Work required:
Every entry must be given again exactly.

Material provided:

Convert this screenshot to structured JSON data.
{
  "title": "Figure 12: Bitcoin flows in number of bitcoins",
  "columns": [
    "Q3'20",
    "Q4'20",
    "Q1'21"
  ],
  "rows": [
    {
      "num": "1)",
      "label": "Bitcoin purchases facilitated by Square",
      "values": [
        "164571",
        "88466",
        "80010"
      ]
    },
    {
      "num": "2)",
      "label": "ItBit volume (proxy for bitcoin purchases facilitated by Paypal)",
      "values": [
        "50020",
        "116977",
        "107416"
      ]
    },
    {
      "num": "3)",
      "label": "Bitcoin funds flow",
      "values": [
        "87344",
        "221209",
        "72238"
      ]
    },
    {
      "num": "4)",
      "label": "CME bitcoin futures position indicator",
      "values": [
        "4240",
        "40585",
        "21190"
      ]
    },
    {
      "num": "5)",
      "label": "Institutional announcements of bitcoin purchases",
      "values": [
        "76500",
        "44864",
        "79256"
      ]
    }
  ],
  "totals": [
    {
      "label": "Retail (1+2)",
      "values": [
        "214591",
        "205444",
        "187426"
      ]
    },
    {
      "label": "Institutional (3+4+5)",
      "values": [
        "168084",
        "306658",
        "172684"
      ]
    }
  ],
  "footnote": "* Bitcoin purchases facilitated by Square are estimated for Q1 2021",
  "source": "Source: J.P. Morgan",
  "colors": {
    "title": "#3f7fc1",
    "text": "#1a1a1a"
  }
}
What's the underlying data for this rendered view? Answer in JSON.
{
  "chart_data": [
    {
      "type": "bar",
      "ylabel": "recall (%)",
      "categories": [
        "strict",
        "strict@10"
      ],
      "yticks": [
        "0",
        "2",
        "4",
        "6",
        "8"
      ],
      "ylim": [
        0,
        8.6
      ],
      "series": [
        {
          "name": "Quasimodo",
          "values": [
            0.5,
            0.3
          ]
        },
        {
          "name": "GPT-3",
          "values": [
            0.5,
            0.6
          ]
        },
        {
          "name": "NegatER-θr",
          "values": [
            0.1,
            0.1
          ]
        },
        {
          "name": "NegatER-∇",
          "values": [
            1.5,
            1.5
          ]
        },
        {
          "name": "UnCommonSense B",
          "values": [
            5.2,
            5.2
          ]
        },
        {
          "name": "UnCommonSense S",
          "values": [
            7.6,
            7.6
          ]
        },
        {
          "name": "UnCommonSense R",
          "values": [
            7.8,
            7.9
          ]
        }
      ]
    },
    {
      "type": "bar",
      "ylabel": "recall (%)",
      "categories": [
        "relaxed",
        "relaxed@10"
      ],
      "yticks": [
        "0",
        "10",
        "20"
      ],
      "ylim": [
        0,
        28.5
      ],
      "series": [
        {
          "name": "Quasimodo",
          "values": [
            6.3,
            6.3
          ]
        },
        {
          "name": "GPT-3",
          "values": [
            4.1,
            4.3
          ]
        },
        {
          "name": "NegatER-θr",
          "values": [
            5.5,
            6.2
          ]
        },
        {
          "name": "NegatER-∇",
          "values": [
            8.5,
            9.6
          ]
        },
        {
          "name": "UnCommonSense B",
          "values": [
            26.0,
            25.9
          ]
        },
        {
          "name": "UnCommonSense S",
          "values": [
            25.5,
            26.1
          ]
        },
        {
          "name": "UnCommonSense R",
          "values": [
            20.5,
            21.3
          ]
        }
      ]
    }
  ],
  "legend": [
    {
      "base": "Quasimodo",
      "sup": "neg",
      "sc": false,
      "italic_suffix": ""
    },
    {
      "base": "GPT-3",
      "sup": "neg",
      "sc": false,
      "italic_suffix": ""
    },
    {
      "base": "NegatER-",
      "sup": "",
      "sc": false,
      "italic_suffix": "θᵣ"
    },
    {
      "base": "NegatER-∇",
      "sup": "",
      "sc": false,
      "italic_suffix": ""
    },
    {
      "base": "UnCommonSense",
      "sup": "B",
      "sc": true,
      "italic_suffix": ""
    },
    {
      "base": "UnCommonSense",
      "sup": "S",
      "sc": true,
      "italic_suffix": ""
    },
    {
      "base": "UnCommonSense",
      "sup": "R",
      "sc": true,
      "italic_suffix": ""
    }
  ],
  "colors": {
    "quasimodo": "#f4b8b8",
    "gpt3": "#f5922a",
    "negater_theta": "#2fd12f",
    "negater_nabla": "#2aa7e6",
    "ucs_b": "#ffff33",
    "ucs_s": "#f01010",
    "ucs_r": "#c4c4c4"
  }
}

Result of the task:
Convert this screenshot to structured JSON data.
{
  "title": "Figure 12: Bitcoin flows in number of bitcoins",
  "columns": [
    "Q3'20",
    "Q4'20",
    "Q1'21"
  ],
  "rows": [
    {
      "num": "1)",
      "label": "Bitcoin purchases facilitated by Square",
      "values": [
        "164571",
        "88466",
        "80010"
      ]
    },
    {
      "num": "2)",
      "label": "ItBit volume (proxy for bitcoin purchases facilitated by Paypal)",
      "values": [
        "50020",
        "116977",
        "107416"
      ]
    },
    {
      "num": "3)",
      "label": "Bitcoin funds flow",
      "values": [
        "87344",
        "221209",
        "72238"
      ]
    },
    {
      "num": "4)",
      "label": "CME bitcoin futures position indicator",
      "values": [
        "4240",
        "40585",
        "21190"
      ]
    },
    {
      "num": "5)",
      "label": "Institutional announcements of bitcoin purchases",
      "values": [
        "76500",
        "44864",
        "79256"
      ]
    }
  ],
  "totals": [
    {
      "label": "Retail (1+2)",
      "values": [
        "214591",
        "205444",
        "187426"
      ]
    },
    {
      "label": "Institutional (3+4+5)",
      "values": [
        "168084",
        "306658",
        "172684"
      ]
    }
  ],
  "footnote": "* Bitcoin purchases facilitated by Square are estimated for Q1 2021",
  "source": "Source: J.P. Morgan",
  "colors": {
    "title": "#3f7fc1",
    "text": "#1a1a1a"
  }
}
What's the underlying data for this rendered view? Answer in JSON.
{
  "chart_data": [
    {
      "type": "bar",
      "ylabel": "recall (%)",
      "categories": [
        "strict",
        "strict@10"
      ],
      "yticks": [
        "0",
        "2",
        "4",
        "6",
        "8"
      ],
      "ylim": [
        0,
        8.6
      ],
      "series": [
        {
          "name": "Quasimodo",
          "values": [
            0.5,
            0.3
          ]
        },
        {
          "name": "GPT-3",
          "values": [
            0.5,
            0.6
          ]
        },
        {
          "name": "NegatER-θr",
          "values": [
            0.1,
            0.1
          ]
        },
        {
          "name": "NegatER-∇",
          "values": [
            1.5,
            1.5
          ]
        },
        {
          "name": "UnCommonSense B",
          "values": [
            5.2,
            5.2
          ]
        },
        {
          "name": "UnCommonSense S",
          "values": [
            7.6,
            7.6
          ]
        },
        {
          "name": "UnCommonSense R",
          "values": [
            7.8,
            7.9
          ]
        }
      ]
    },
    {
      "type": "bar",
      "ylabel": "recall (%)",
      "categories": [
        "relaxed",
        "relaxed@10"
      ],
      "yticks": [
        "0",
        "10",
        "20"
      ],
      "ylim": [
        0,
        28.5
      ],
      "series": [
        {
          "name": "Quasimodo",
          "values": [
            6.3,
            6.3
          ]
        },
        {
          "name": "GPT-3",
          "values": [
            4.1,
            4.3
          ]
        },
        {
          "name": "NegatER-θr",
          "values": [
            5.5,
            6.2
          ]
        },
        {
          "name": "NegatER-∇",
          "values": [
            8.5,
            9.6
          ]
        },
        {
          "name": "UnCommonSense B",
          "values": [
            26.0,
            25.9
          ]
        },
        {
          "name": "UnCommonSense S",
          "values": [
            25.5,
            26.1
          ]
        },
        {
          "name": "UnCommonSense R",
          "values": [
            20.5,
            21.3
          ]
        }
      ]
    }
  ],
  "legend": [
    {
      "base": "Quasimodo",
      "sup": "neg",
      "sc": false,
      "italic_suffix": ""
    },
    {
      "base": "GPT-3",
      "sup": "neg",
      "sc": false,
      "italic_suffix": ""
    },
    {
      "base": "NegatER-",
      "sup": "",
      "sc": false,
      "italic_suffix": "θᵣ"
    },
    {
      "base": "NegatER-∇",
      "sup": "",
      "sc": false,
      "italic_suffix": ""
    },
    {
      "base": "UnCommonSense",
      "sup": "B",
      "sc": true,
      "italic_suffix": ""
    },
    {
      "base": "UnCommonSense",
      "sup": "S",
      "sc": true,
      "italic_suffix": ""
    },
    {
      "base": "UnCommonSense",
      "sup": "R",
      "sc": true,
      "italic_suffix": ""
    }
  ],
  "colors": {
    "quasimodo": "#f4b8b8",
    "gpt3": "#f5922a",
    "negater_theta": "#2fd12f",
    "negater_nabla": "#2aa7e6",
    "ucs_b": "#ffff33",
    "ucs_s": "#f01010",
    "ucs_r": "#c4c4c4"
  }
}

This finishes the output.